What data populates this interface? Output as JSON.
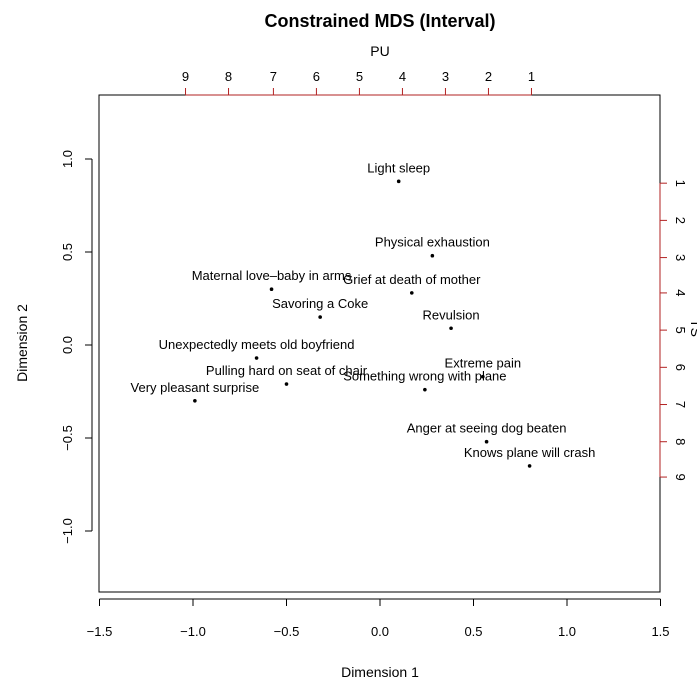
{
  "chart_data": {
    "type": "scatter",
    "title": "Constrained MDS (Interval)",
    "xlabel": "Dimension 1",
    "ylabel": "Dimension 2",
    "xlim": [
      -1.5,
      1.5
    ],
    "ylim": [
      -1.3,
      1.3
    ],
    "xticks": [
      -1.5,
      -1.0,
      -0.5,
      0.0,
      0.5,
      1.0,
      1.5
    ],
    "xtick_labels": [
      "−1.5",
      "−1.0",
      "−0.5",
      "0.0",
      "0.5",
      "1.0",
      "1.5"
    ],
    "yticks": [
      -1.0,
      -0.5,
      0.0,
      0.5,
      1.0
    ],
    "ytick_labels": [
      "−1.0",
      "−0.5",
      "0.0",
      "0.5",
      "1.0"
    ],
    "grid": false,
    "points": [
      {
        "label": "Light sleep",
        "x": 0.1,
        "y": 0.88
      },
      {
        "label": "Physical exhaustion",
        "x": 0.28,
        "y": 0.48
      },
      {
        "label": "Maternal love–baby in arms",
        "x": -0.58,
        "y": 0.3
      },
      {
        "label": "Grief at death of mother",
        "x": 0.17,
        "y": 0.28
      },
      {
        "label": "Savoring a Coke",
        "x": -0.32,
        "y": 0.15
      },
      {
        "label": "Revulsion",
        "x": 0.38,
        "y": 0.09
      },
      {
        "label": "Unexpectedly meets old boyfriend",
        "x": -0.66,
        "y": -0.07
      },
      {
        "label": "Pulling hard on seat of chair",
        "x": -0.5,
        "y": -0.21
      },
      {
        "label": "Extreme pain",
        "x": 0.55,
        "y": -0.17
      },
      {
        "label": "Something wrong with plane",
        "x": 0.24,
        "y": -0.24
      },
      {
        "label": "Very pleasant surprise",
        "x": -0.99,
        "y": -0.3
      },
      {
        "label": "Anger at seeing dog beaten",
        "x": 0.57,
        "y": -0.52
      },
      {
        "label": "Knows plane will crash",
        "x": 0.8,
        "y": -0.65
      }
    ],
    "top_axis": {
      "label": "PU",
      "color": "#b22222",
      "ticks": [
        {
          "label": "9",
          "x": -1.04
        },
        {
          "label": "8",
          "x": -0.81
        },
        {
          "label": "7",
          "x": -0.57
        },
        {
          "label": "6",
          "x": -0.34
        },
        {
          "label": "5",
          "x": -0.11
        },
        {
          "label": "4",
          "x": 0.12
        },
        {
          "label": "3",
          "x": 0.35
        },
        {
          "label": "2",
          "x": 0.58
        },
        {
          "label": "1",
          "x": 0.81
        }
      ]
    },
    "right_axis": {
      "label": "TS",
      "color": "#b22222",
      "ticks": [
        {
          "label": "1",
          "y": 0.87
        },
        {
          "label": "2",
          "y": 0.67
        },
        {
          "label": "3",
          "y": 0.47
        },
        {
          "label": "4",
          "y": 0.28
        },
        {
          "label": "5",
          "y": 0.08
        },
        {
          "label": "6",
          "y": -0.12
        },
        {
          "label": "7",
          "y": -0.32
        },
        {
          "label": "8",
          "y": -0.52
        },
        {
          "label": "9",
          "y": -0.71
        }
      ]
    }
  }
}
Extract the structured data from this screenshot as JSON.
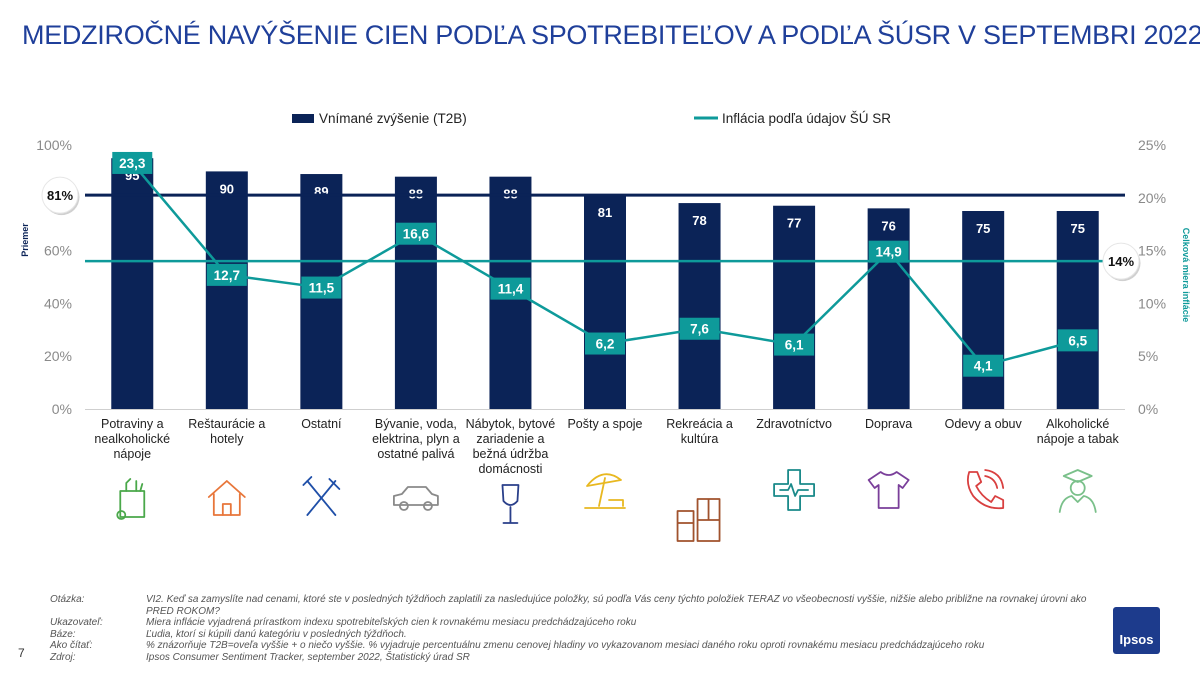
{
  "title": "MEDZIROČNÉ NAVÝŠENIE CIEN PODĽA SPOTREBITEĽOV A PODĽA ŠÚSR V SEPTEMBRI 2022",
  "colors": {
    "bar": "#0b2357",
    "line": "#0e9a9a",
    "title": "#1f3f9a"
  },
  "chart_data": {
    "type": "bar",
    "categories": [
      "Potraviny a nealkoholické nápoje",
      "Reštaurácie a hotely",
      "Ostatní",
      "Bývanie, voda, elektrina, plyn a ostatné palivá",
      "Nábytok, bytové zariadenie a bežná údržba domácnosti",
      "Pošty a spoje",
      "Rekreácia a kultúra",
      "Zdravotníctvo",
      "Doprava",
      "Odevy a obuv",
      "Alkoholické nápoje a tabak"
    ],
    "category_lines": [
      [
        "Potraviny a",
        "nealkoholické",
        "nápoje"
      ],
      [
        "Reštaurácie a",
        "hotely"
      ],
      [
        "Ostatní"
      ],
      [
        "Bývanie, voda,",
        "elektrina, plyn a",
        "ostatné palivá"
      ],
      [
        "Nábytok, bytové",
        "zariadenie a",
        "bežná údržba",
        "domácnosti"
      ],
      [
        "Pošty a spoje"
      ],
      [
        "Rekreácia a",
        "kultúra"
      ],
      [
        "Zdravotníctvo"
      ],
      [
        "Doprava"
      ],
      [
        "Odevy a obuv"
      ],
      [
        "Alkoholické",
        "nápoje a tabak"
      ]
    ],
    "series": [
      {
        "name": "Vnímané zvýšenie (T2B)",
        "type": "bar",
        "axis": "left",
        "values": [
          95,
          90,
          89,
          88,
          88,
          81,
          78,
          77,
          76,
          75,
          75
        ],
        "labels": [
          "95",
          "90",
          "89",
          "88",
          "88",
          "81",
          "78",
          "77",
          "76",
          "75",
          "75"
        ]
      },
      {
        "name": "Inflácia podľa údajov ŠÚ SR",
        "type": "line",
        "axis": "right",
        "values": [
          23.3,
          12.7,
          11.5,
          16.6,
          11.4,
          6.2,
          7.6,
          6.1,
          14.9,
          4.1,
          6.5
        ],
        "labels": [
          "23,3",
          "12,7",
          "11,5",
          "16,6",
          "11,4",
          "6,2",
          "7,6",
          "6,1",
          "14,9",
          "4,1",
          "6,5"
        ]
      }
    ],
    "y_left": {
      "range": [
        0,
        100
      ],
      "ticks": [
        "0%",
        "20%",
        "40%",
        "60%",
        "80%",
        "100%"
      ],
      "title": "Priemer"
    },
    "y_right": {
      "range": [
        0,
        25
      ],
      "ticks": [
        "0%",
        "5%",
        "10%",
        "15%",
        "20%",
        "25%"
      ],
      "title": "Celková miera inflácie"
    },
    "reference_lines": [
      {
        "axis": "left",
        "value": 81,
        "label": "81%"
      },
      {
        "axis": "right",
        "value": 14,
        "label": "14%"
      }
    ],
    "legend_position": "top",
    "grid": false
  },
  "icons": [
    "grocery-bag-icon",
    "house-icon",
    "fork-knife-icon",
    "car-icon",
    "wine-glass-icon",
    "beach-umbrella-icon",
    "furniture-icon",
    "medical-cross-icon",
    "t-shirt-icon",
    "phone-icon",
    "graduate-icon"
  ],
  "notes": [
    {
      "key": "Otázka:",
      "value": "VI2. Keď sa zamyslíte nad cenami, ktoré ste v posledných týždňoch zaplatili za nasledujúce  položky, sú podľa Vás ceny týchto položiek TERAZ vo všeobecnosti vyššie, nižšie alebo približne na rovnakej úrovni ako PRED ROKOM?"
    },
    {
      "key": "Ukazovateľ:",
      "value": "Miera inflácie vyjadrená prírastkom indexu spotrebiteľských cien k rovnakému mesiacu predchádzajúceho roku"
    },
    {
      "key": "Báze:",
      "value": "Ľudia, ktorí si kúpili danú kategóriu v posledných týždňoch."
    },
    {
      "key": "Ako čítať:",
      "value": "% znázorňuje T2B=oveľa vyššie + o niečo vyššie. % vyjadruje percentuálnu zmenu cenovej hladiny vo vykazovanom mesiaci daného roku oproti rovnakému mesiacu predchádzajúceho roku"
    },
    {
      "key": "Zdroj:",
      "value": " Ipsos Consumer Sentiment Tracker, september 2022, Štatistický úrad SR"
    }
  ],
  "page_number": "7",
  "logo_text": "Ipsos"
}
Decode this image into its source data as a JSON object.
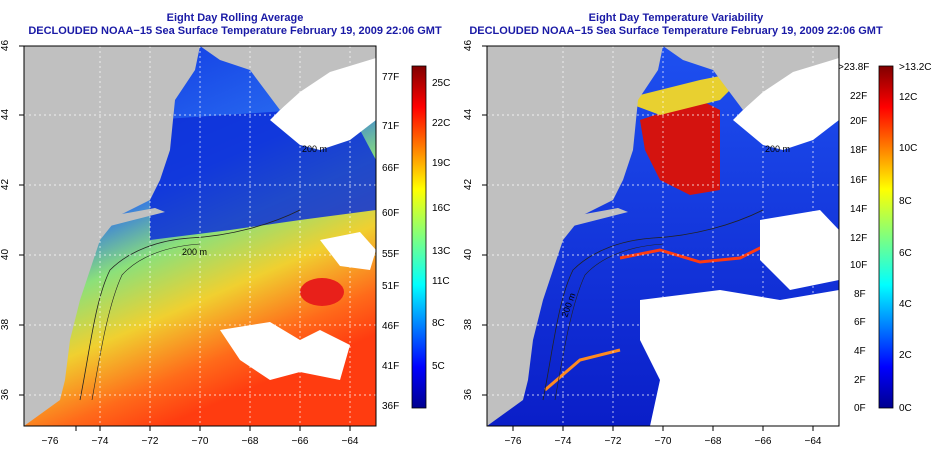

--------

_WRITTEN TASK:_ The listing above must be printed again exactly, minus its pictures.

_THE OUTPUT:_
What data populates this interface? Output as JSON.
{
  "chart_data": {
    "type": "scatter",
    "title": "Constrained MDS (Interval)",
    "xlabel": "Dimension 1",
    "ylabel": "Dimension 2",
    "xlim": [
      -1.5,
      1.5
    ],
    "ylim": [
      -1.3,
      1.3
    ],
    "xticks": [
      -1.5,
      -1.0,
      -0.5,
      0.0,
      0.5,
      1.0,
      1.5
    ],
    "xtick_labels": [
      "−1.5",
      "−1.0",
      "−0.5",
      "0.0",
      "0.5",
      "1.0",
      "1.5"
    ],
    "yticks": [
      -1.0,
      -0.5,
      0.0,
      0.5,
      1.0
    ],
    "ytick_labels": [
      "−1.0",
      "−0.5",
      "0.0",
      "0.5",
      "1.0"
    ],
    "grid": false,
    "points": [
      {
        "label": "Light sleep",
        "x": 0.1,
        "y": 0.88
      },
      {
        "label": "Physical exhaustion",
        "x": 0.28,
        "y": 0.48
      },
      {
        "label": "Maternal love–baby in arms",
        "x": -0.58,
        "y": 0.3
      },
      {
        "label": "Grief at death of mother",
        "x": 0.17,
        "y": 0.28
      },
      {
        "label": "Savoring a Coke",
        "x": -0.32,
        "y": 0.15
      },
      {
        "label": "Revulsion",
        "x": 0.38,
        "y": 0.09
      },
      {
        "label": "Unexpectedly meets old boyfriend",
        "x": -0.66,
        "y": -0.07
      },
      {
        "label": "Pulling hard on seat of chair",
        "x": -0.5,
        "y": -0.21
      },
      {
        "label": "Extreme pain",
        "x": 0.55,
        "y": -0.17
      },
      {
        "label": "Something wrong with plane",
        "x": 0.24,
        "y": -0.24
      },
      {
        "label": "Very pleasant surprise",
        "x": -0.99,
        "y": -0.3
      },
      {
        "label": "Anger at seeing dog beaten",
        "x": 0.57,
        "y": -0.52
      },
      {
        "label": "Knows plane will crash",
        "x": 0.8,
        "y": -0.65
      }
    ],
    "top_axis": {
      "label": "PU",
      "color": "#b22222",
      "ticks": [
        {
          "label": "9",
          "x": -1.04
        },
        {
          "label": "8",
          "x": -0.81
        },
        {
          "label": "7",
          "x": -0.57
        },
        {
          "label": "6",
          "x": -0.34
        },
        {
          "label": "5",
          "x": -0.11
        },
        {
          "label": "4",
          "x": 0.12
        },
        {
          "label": "3",
          "x": 0.35
        },
        {
          "label": "2",
          "x": 0.58
        },
        {
          "label": "1",
          "x": 0.81
        }
      ]
    },
    "right_axis": {
      "label": "TS",
      "color": "#b22222",
      "ticks": [
        {
          "label": "1",
          "y": 0.87
        },
        {
          "label": "2",
          "y": 0.67
        },
        {
          "label": "3",
          "y": 0.47
        },
        {
          "label": "4",
          "y": 0.28
        },
        {
          "label": "5",
          "y": 0.08
        },
        {
          "label": "6",
          "y": -0.12
        },
        {
          "label": "7",
          "y": -0.32
        },
        {
          "label": "8",
          "y": -0.52
        },
        {
          "label": "9",
          "y": -0.71
        }
      ]
    }
  }
}
Extract the structured data from this screenshot as JSON.
{
  "title": "MEDZIROČNÉ NAVÝŠENIE CIEN PODĽA SPOTREBITEĽOV A PODĽA ŠÚSR V SEPTEMBRI 2022",
  "colors": {
    "bar": "#0b2357",
    "line": "#0e9a9a",
    "title": "#1f3f9a"
  },
  "chart_data": {
    "type": "bar",
    "categories": [
      "Potraviny a nealkoholické nápoje",
      "Reštaurácie a hotely",
      "Ostatní",
      "Bývanie, voda, elektrina, plyn a ostatné palivá",
      "Nábytok, bytové zariadenie a bežná údržba domácnosti",
      "Pošty a spoje",
      "Rekreácia a kultúra",
      "Zdravotníctvo",
      "Doprava",
      "Odevy a obuv",
      "Alkoholické nápoje a tabak"
    ],
    "category_lines": [
      [
        "Potraviny a",
        "nealkoholické",
        "nápoje"
      ],
      [
        "Reštaurácie a",
        "hotely"
      ],
      [
        "Ostatní"
      ],
      [
        "Bývanie, voda,",
        "elektrina, plyn a",
        "ostatné palivá"
      ],
      [
        "Nábytok, bytové",
        "zariadenie a",
        "bežná údržba",
        "domácnosti"
      ],
      [
        "Pošty a spoje"
      ],
      [
        "Rekreácia a",
        "kultúra"
      ],
      [
        "Zdravotníctvo"
      ],
      [
        "Doprava"
      ],
      [
        "Odevy a obuv"
      ],
      [
        "Alkoholické",
        "nápoje a tabak"
      ]
    ],
    "series": [
      {
        "name": "Vnímané zvýšenie (T2B)",
        "type": "bar",
        "axis": "left",
        "values": [
          95,
          90,
          89,
          88,
          88,
          81,
          78,
          77,
          76,
          75,
          75
        ],
        "labels": [
          "95",
          "90",
          "89",
          "88",
          "88",
          "81",
          "78",
          "77",
          "76",
          "75",
          "75"
        ]
      },
      {
        "name": "Inflácia podľa údajov ŠÚ SR",
        "type": "line",
        "axis": "right",
        "values": [
          23.3,
          12.7,
          11.5,
          16.6,
          11.4,
          6.2,
          7.6,
          6.1,
          14.9,
          4.1,
          6.5
        ],
        "labels": [
          "23,3",
          "12,7",
          "11,5",
          "16,6",
          "11,4",
          "6,2",
          "7,6",
          "6,1",
          "14,9",
          "4,1",
          "6,5"
        ]
      }
    ],
    "y_left": {
      "range": [
        0,
        100
      ],
      "ticks": [
        "0%",
        "20%",
        "40%",
        "60%",
        "80%",
        "100%"
      ],
      "title": "Priemer"
    },
    "y_right": {
      "range": [
        0,
        25
      ],
      "ticks": [
        "0%",
        "5%",
        "10%",
        "15%",
        "20%",
        "25%"
      ],
      "title": "Celková miera inflácie"
    },
    "reference_lines": [
      {
        "axis": "left",
        "value": 81,
        "label": "81%"
      },
      {
        "axis": "right",
        "value": 14,
        "label": "14%"
      }
    ],
    "legend_position": "top",
    "grid": false
  },
  "icons": [
    "grocery-bag-icon",
    "house-icon",
    "fork-knife-icon",
    "car-icon",
    "wine-glass-icon",
    "beach-umbrella-icon",
    "furniture-icon",
    "medical-cross-icon",
    "t-shirt-icon",
    "phone-icon",
    "graduate-icon"
  ],
  "notes": [
    {
      "key": "Otázka:",
      "value": "VI2. Keď sa zamyslíte nad cenami, ktoré ste v posledných týždňoch zaplatili za nasledujúce  položky, sú podľa Vás ceny týchto položiek TERAZ vo všeobecnosti vyššie, nižšie alebo približne na rovnakej úrovni ako PRED ROKOM?"
    },
    {
      "key": "Ukazovateľ:",
      "value": "Miera inflácie vyjadrená prírastkom indexu spotrebiteľských cien k rovnakému mesiacu predchádzajúceho roku"
    },
    {
      "key": "Báze:",
      "value": "Ľudia, ktorí si kúpili danú kategóriu v posledných týždňoch."
    },
    {
      "key": "Ako čítať:",
      "value": "% znázorňuje T2B=oveľa vyššie + o niečo vyššie. % vyjadruje percentuálnu zmenu cenovej hladiny vo vykazovanom mesiaci daného roku oproti rovnakému mesiacu predchádzajúceho roku"
    },
    {
      "key": "Zdroj:",
      "value": " Ipsos Consumer Sentiment Tracker, september 2022, Štatistický úrad SR"
    }
  ],
  "page_number": "7",
  "logo_text": "Ipsos"
}
Decode this image into its source data as a JSON object.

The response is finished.